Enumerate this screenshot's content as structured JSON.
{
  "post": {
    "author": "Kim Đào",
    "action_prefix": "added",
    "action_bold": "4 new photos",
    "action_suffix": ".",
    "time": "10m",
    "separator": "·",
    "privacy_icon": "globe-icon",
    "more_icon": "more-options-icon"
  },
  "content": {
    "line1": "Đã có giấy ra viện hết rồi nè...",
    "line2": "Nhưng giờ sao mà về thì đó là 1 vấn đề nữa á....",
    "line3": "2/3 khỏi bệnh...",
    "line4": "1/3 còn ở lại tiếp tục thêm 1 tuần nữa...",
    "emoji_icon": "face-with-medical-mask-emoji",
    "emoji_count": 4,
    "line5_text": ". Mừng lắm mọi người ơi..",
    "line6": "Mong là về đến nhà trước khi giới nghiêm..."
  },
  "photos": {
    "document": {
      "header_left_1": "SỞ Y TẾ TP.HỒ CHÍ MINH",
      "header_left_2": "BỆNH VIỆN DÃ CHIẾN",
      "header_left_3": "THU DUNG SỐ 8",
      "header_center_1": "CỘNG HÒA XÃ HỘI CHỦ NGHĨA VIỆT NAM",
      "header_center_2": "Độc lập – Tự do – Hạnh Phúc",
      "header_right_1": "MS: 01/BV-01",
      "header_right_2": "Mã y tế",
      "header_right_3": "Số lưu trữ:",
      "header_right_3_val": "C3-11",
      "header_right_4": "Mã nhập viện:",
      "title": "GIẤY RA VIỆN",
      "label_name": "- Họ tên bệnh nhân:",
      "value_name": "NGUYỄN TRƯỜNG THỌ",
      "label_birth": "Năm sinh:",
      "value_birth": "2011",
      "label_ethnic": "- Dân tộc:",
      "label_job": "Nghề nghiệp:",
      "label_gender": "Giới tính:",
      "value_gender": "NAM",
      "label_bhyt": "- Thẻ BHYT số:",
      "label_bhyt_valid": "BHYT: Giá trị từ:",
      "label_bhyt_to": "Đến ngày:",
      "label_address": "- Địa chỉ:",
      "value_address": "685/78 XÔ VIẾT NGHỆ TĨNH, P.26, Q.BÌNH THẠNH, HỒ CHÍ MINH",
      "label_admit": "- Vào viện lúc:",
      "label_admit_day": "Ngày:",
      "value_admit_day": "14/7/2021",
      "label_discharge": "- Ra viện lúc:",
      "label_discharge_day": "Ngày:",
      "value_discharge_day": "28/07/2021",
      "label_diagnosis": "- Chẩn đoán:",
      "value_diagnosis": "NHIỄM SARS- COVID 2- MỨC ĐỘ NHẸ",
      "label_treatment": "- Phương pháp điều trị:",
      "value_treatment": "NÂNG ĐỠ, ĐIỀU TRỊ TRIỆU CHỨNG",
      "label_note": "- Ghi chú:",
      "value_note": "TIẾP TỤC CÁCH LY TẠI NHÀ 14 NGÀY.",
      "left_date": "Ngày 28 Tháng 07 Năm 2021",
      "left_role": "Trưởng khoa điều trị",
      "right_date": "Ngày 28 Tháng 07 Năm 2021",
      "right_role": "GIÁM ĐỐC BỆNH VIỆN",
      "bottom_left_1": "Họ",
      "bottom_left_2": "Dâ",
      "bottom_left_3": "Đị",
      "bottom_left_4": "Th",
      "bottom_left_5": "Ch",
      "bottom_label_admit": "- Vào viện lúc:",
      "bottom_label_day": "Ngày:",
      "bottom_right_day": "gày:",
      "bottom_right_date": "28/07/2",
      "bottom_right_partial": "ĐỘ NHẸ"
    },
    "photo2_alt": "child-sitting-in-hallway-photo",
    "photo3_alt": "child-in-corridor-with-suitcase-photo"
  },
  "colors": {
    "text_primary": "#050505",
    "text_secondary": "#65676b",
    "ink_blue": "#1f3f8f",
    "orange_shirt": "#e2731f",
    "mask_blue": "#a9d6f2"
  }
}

• [STATED GOAL]:
Reproduce each entry above exactly, keeping every word.

• [EXERCISE RESPONSE]:
Enumerate this screenshot's content as structured JSON.
{
  "post": {
    "author": "Kim Đào",
    "action_prefix": "added",
    "action_bold": "4 new photos",
    "action_suffix": ".",
    "time": "10m",
    "separator": "·",
    "privacy_icon": "globe-icon",
    "more_icon": "more-options-icon"
  },
  "content": {
    "line1": "Đã có giấy ra viện hết rồi nè...",
    "line2": "Nhưng giờ sao mà về thì đó là 1 vấn đề nữa á....",
    "line3": "2/3 khỏi bệnh...",
    "line4": "1/3 còn ở lại tiếp tục thêm 1 tuần nữa...",
    "emoji_icon": "face-with-medical-mask-emoji",
    "emoji_count": 4,
    "line5_text": ". Mừng lắm mọi người ơi..",
    "line6": "Mong là về đến nhà trước khi giới nghiêm..."
  },
  "photos": {
    "document": {
      "header_left_1": "SỞ Y TẾ TP.HỒ CHÍ MINH",
      "header_left_2": "BỆNH VIỆN DÃ CHIẾN",
      "header_left_3": "THU DUNG SỐ 8",
      "header_center_1": "CỘNG HÒA XÃ HỘI CHỦ NGHĨA VIỆT NAM",
      "header_center_2": "Độc lập – Tự do – Hạnh Phúc",
      "header_right_1": "MS: 01/BV-01",
      "header_right_2": "Mã y tế",
      "header_right_3": "Số lưu trữ:",
      "header_right_3_val": "C3-11",
      "header_right_4": "Mã nhập viện:",
      "title": "GIẤY RA VIỆN",
      "label_name": "- Họ tên bệnh nhân:",
      "value_name": "NGUYỄN TRƯỜNG THỌ",
      "label_birth": "Năm sinh:",
      "value_birth": "2011",
      "label_ethnic": "- Dân tộc:",
      "label_job": "Nghề nghiệp:",
      "label_gender": "Giới tính:",
      "value_gender": "NAM",
      "label_bhyt": "- Thẻ BHYT số:",
      "label_bhyt_valid": "BHYT: Giá trị từ:",
      "label_bhyt_to": "Đến ngày:",
      "label_address": "- Địa chỉ:",
      "value_address": "685/78 XÔ VIẾT NGHỆ TĨNH, P.26, Q.BÌNH THẠNH, HỒ CHÍ MINH",
      "label_admit": "- Vào viện lúc:",
      "label_admit_day": "Ngày:",
      "value_admit_day": "14/7/2021",
      "label_discharge": "- Ra viện lúc:",
      "label_discharge_day": "Ngày:",
      "value_discharge_day": "28/07/2021",
      "label_diagnosis": "- Chẩn đoán:",
      "value_diagnosis": "NHIỄM SARS- COVID 2- MỨC ĐỘ NHẸ",
      "label_treatment": "- Phương pháp điều trị:",
      "value_treatment": "NÂNG ĐỠ, ĐIỀU TRỊ TRIỆU CHỨNG",
      "label_note": "- Ghi chú:",
      "value_note": "TIẾP TỤC CÁCH LY TẠI NHÀ 14 NGÀY.",
      "left_date": "Ngày 28 Tháng 07 Năm 2021",
      "left_role": "Trưởng khoa điều trị",
      "right_date": "Ngày 28 Tháng 07 Năm 2021",
      "right_role": "GIÁM ĐỐC BỆNH VIỆN",
      "bottom_left_1": "Họ",
      "bottom_left_2": "Dâ",
      "bottom_left_3": "Đị",
      "bottom_left_4": "Th",
      "bottom_left_5": "Ch",
      "bottom_label_admit": "- Vào viện lúc:",
      "bottom_label_day": "Ngày:",
      "bottom_right_day": "gày:",
      "bottom_right_date": "28/07/2",
      "bottom_right_partial": "ĐỘ NHẸ"
    },
    "photo2_alt": "child-sitting-in-hallway-photo",
    "photo3_alt": "child-in-corridor-with-suitcase-photo"
  },
  "colors": {
    "text_primary": "#050505",
    "text_secondary": "#65676b",
    "ink_blue": "#1f3f8f",
    "orange_shirt": "#e2731f",
    "mask_blue": "#a9d6f2"
  }
}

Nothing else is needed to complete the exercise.